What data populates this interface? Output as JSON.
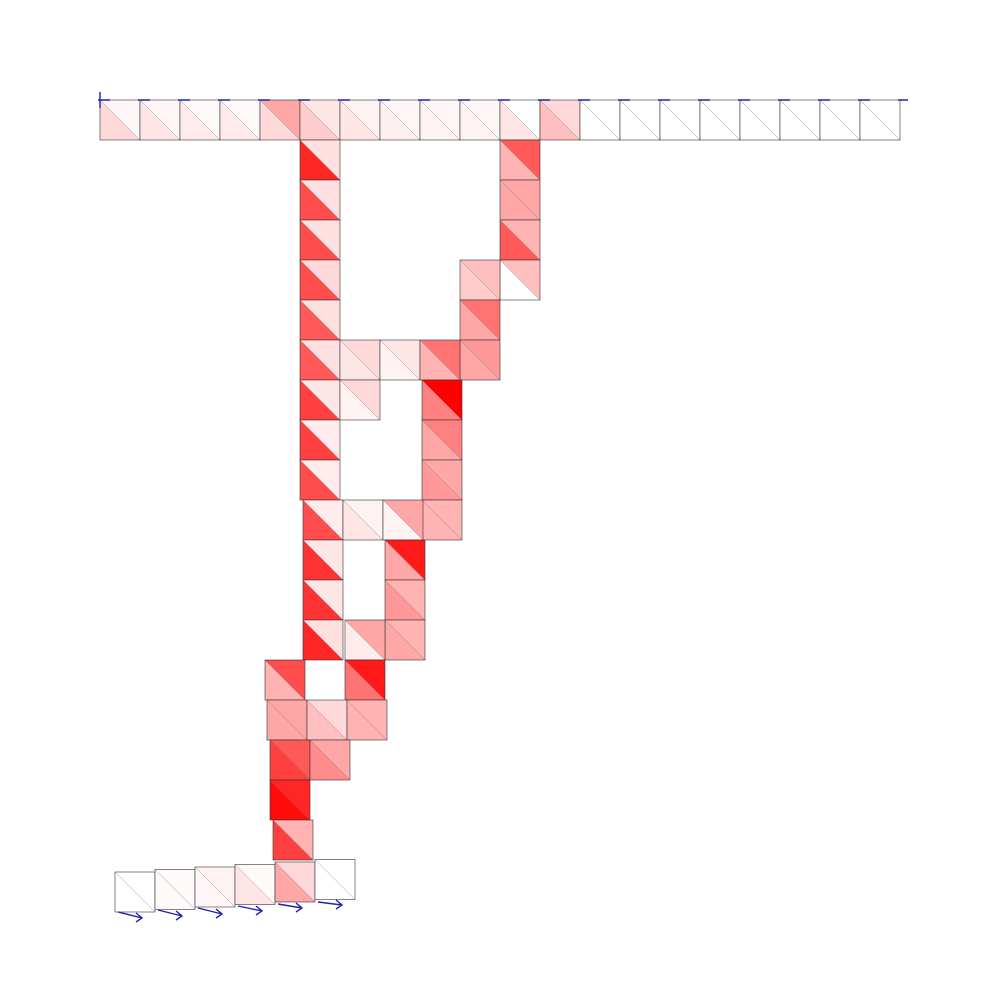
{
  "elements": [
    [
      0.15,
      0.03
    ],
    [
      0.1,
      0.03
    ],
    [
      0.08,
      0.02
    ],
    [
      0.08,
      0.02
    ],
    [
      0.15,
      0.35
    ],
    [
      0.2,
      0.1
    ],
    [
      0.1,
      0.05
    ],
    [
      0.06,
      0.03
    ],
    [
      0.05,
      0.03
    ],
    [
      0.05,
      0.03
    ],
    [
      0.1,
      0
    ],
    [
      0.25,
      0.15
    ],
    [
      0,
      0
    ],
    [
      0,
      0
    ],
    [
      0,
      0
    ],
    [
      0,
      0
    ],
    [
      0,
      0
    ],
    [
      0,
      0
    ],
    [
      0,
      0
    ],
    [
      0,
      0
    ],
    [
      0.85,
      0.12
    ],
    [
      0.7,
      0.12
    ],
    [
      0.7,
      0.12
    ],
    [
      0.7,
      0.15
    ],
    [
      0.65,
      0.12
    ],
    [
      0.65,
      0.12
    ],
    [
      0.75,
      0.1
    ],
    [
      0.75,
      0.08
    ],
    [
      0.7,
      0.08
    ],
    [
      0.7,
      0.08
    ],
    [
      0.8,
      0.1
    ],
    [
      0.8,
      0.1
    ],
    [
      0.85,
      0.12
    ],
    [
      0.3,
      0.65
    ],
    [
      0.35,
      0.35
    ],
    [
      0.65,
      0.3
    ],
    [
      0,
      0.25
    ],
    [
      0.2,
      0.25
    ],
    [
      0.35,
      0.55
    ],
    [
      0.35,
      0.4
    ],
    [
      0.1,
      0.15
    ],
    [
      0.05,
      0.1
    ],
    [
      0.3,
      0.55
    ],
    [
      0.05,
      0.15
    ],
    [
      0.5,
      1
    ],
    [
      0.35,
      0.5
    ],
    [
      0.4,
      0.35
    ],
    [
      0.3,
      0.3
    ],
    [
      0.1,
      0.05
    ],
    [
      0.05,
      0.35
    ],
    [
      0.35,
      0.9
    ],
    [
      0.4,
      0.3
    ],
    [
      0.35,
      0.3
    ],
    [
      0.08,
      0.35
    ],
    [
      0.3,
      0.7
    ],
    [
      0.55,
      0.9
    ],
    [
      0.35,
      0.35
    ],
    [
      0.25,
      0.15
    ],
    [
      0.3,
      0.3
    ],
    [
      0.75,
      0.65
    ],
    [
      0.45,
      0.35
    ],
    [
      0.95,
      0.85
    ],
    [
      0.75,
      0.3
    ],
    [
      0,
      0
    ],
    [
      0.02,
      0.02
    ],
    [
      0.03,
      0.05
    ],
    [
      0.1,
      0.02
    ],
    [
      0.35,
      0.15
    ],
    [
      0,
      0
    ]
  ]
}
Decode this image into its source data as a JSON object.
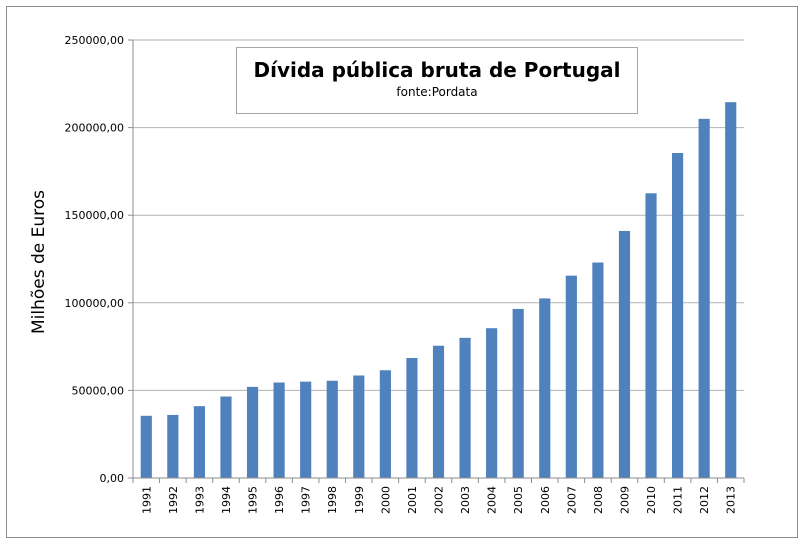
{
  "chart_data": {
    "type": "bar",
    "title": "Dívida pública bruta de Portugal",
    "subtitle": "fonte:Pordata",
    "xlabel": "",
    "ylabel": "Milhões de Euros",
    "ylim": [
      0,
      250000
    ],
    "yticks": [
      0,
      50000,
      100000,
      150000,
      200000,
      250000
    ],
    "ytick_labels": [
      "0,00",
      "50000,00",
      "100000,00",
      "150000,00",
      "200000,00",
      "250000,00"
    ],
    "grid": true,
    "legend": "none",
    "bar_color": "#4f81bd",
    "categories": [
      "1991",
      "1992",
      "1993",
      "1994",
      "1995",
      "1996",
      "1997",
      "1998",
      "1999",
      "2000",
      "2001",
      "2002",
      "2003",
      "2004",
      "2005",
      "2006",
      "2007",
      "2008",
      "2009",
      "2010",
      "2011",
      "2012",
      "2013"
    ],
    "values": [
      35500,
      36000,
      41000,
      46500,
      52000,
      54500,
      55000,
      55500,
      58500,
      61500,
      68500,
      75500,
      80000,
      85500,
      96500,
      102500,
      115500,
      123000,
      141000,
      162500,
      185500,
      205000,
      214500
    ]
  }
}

● What is expected:
Retype only the lines above from the one with "Decode this image" through the last, both ends included, keeping every picture out of the copy.

● Result for this task:
Decode this image into its source data as a JSON object.
{
  "chart_data": {
    "type": "bar",
    "title": "Dívida pública bruta de Portugal",
    "subtitle": "fonte:Pordata",
    "xlabel": "",
    "ylabel": "Milhões de Euros",
    "ylim": [
      0,
      250000
    ],
    "yticks": [
      0,
      50000,
      100000,
      150000,
      200000,
      250000
    ],
    "ytick_labels": [
      "0,00",
      "50000,00",
      "100000,00",
      "150000,00",
      "200000,00",
      "250000,00"
    ],
    "grid": true,
    "legend": "none",
    "bar_color": "#4f81bd",
    "categories": [
      "1991",
      "1992",
      "1993",
      "1994",
      "1995",
      "1996",
      "1997",
      "1998",
      "1999",
      "2000",
      "2001",
      "2002",
      "2003",
      "2004",
      "2005",
      "2006",
      "2007",
      "2008",
      "2009",
      "2010",
      "2011",
      "2012",
      "2013"
    ],
    "values": [
      35500,
      36000,
      41000,
      46500,
      52000,
      54500,
      55000,
      55500,
      58500,
      61500,
      68500,
      75500,
      80000,
      85500,
      96500,
      102500,
      115500,
      123000,
      141000,
      162500,
      185500,
      205000,
      214500
    ]
  }
}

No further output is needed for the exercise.